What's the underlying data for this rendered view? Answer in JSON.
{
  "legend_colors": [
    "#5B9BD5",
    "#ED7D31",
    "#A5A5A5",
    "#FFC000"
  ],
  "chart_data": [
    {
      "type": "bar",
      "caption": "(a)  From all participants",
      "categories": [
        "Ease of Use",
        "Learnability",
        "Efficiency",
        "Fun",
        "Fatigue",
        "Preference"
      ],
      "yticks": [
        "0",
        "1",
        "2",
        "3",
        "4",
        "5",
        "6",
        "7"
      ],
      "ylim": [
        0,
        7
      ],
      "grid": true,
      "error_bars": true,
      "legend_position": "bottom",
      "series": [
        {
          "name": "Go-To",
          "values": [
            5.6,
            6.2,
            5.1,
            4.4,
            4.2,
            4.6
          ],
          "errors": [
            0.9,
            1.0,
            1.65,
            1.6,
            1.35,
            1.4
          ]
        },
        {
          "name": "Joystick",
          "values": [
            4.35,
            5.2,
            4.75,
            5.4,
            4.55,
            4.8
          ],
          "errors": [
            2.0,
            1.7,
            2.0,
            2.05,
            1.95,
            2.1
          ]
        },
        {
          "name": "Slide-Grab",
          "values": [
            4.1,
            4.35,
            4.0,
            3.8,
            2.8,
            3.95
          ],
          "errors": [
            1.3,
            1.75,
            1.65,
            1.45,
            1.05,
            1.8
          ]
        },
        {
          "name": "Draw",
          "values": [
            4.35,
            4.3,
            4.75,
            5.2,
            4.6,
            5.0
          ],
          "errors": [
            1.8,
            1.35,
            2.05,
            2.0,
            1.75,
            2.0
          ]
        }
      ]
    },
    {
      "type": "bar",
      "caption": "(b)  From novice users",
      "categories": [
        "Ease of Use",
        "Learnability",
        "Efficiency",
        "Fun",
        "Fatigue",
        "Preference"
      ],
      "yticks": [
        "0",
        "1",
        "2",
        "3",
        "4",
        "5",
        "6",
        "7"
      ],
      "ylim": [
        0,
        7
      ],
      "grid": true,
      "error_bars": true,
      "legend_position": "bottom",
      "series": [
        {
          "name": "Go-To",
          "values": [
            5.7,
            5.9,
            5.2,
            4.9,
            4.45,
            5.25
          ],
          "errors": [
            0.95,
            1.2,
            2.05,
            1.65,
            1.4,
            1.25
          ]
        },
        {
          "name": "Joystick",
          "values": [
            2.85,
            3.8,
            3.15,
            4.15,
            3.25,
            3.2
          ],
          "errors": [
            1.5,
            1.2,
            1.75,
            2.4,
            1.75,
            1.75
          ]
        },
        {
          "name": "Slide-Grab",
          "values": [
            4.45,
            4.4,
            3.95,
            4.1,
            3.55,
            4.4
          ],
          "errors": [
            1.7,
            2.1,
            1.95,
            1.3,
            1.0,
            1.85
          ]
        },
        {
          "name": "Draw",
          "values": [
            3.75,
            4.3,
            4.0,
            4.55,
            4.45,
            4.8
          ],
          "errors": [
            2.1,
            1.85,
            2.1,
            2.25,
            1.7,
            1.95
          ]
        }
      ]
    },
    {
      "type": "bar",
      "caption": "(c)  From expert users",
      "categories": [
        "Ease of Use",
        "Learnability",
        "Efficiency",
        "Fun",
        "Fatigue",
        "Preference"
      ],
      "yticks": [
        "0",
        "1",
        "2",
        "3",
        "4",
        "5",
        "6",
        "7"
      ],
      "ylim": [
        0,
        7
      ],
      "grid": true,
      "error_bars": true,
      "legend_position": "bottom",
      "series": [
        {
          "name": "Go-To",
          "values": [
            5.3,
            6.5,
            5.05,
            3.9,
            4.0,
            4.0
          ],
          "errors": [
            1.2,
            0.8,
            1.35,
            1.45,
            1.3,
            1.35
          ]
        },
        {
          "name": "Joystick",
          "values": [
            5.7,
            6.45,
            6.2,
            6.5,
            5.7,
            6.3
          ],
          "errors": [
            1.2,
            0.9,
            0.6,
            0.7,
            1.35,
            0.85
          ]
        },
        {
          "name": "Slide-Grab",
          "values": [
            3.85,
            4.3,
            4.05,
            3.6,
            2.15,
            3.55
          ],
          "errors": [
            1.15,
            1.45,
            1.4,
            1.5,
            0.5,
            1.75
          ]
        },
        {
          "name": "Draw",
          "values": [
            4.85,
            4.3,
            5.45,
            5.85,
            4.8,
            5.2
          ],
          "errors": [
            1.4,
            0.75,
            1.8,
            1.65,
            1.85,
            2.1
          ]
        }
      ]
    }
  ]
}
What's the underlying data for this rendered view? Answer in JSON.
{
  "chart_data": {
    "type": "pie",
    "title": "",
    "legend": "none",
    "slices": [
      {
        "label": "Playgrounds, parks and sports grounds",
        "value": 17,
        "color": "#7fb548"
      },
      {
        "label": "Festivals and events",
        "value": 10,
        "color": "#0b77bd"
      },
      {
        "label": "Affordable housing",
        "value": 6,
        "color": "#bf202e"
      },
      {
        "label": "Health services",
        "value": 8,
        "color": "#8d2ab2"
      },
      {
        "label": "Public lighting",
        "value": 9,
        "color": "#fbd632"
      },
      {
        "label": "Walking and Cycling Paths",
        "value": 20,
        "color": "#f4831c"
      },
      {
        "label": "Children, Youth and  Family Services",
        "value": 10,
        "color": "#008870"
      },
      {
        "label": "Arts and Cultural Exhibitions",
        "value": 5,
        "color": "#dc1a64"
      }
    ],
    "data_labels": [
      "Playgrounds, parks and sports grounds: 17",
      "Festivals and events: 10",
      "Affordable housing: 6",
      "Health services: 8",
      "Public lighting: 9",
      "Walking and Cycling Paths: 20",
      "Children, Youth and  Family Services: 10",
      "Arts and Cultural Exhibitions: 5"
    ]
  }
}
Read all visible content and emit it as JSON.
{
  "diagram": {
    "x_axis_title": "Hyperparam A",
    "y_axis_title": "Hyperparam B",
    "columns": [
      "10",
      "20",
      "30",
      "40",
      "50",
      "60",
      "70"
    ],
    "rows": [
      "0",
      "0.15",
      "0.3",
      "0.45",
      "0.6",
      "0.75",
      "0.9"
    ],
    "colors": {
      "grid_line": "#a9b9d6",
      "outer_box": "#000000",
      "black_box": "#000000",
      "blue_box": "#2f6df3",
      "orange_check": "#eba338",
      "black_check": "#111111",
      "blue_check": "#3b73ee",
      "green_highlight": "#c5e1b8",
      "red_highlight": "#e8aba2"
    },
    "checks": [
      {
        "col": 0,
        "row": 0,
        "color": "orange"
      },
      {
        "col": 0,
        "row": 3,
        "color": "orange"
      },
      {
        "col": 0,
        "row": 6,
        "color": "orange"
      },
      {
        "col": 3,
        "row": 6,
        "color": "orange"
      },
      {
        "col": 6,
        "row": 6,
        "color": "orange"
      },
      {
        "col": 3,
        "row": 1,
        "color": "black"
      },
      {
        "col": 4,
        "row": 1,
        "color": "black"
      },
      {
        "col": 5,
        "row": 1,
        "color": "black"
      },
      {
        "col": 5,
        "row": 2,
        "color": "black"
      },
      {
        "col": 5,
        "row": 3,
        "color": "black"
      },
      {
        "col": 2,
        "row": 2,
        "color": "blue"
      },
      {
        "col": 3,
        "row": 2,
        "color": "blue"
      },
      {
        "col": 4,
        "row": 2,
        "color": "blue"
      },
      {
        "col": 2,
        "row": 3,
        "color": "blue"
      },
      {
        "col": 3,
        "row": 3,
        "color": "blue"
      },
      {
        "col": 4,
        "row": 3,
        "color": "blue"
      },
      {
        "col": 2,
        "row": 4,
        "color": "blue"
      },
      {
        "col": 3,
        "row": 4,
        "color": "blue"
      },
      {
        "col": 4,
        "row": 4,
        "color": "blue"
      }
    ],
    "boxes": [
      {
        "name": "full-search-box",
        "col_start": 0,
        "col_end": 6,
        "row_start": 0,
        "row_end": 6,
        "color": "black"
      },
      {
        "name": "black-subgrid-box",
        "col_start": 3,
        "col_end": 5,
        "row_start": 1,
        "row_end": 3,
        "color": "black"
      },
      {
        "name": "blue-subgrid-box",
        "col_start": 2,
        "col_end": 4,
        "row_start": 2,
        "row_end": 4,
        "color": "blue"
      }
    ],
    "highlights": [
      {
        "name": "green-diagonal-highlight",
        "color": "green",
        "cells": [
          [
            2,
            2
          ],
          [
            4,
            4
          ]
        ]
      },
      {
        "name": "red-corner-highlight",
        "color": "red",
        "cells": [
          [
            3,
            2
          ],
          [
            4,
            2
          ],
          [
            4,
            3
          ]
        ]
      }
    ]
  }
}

● ● ●

What is required:
Find "events". Copy every line it occurs in.

Task answer:
        "label": "Festivals and events",
      "Festivals and events: 10",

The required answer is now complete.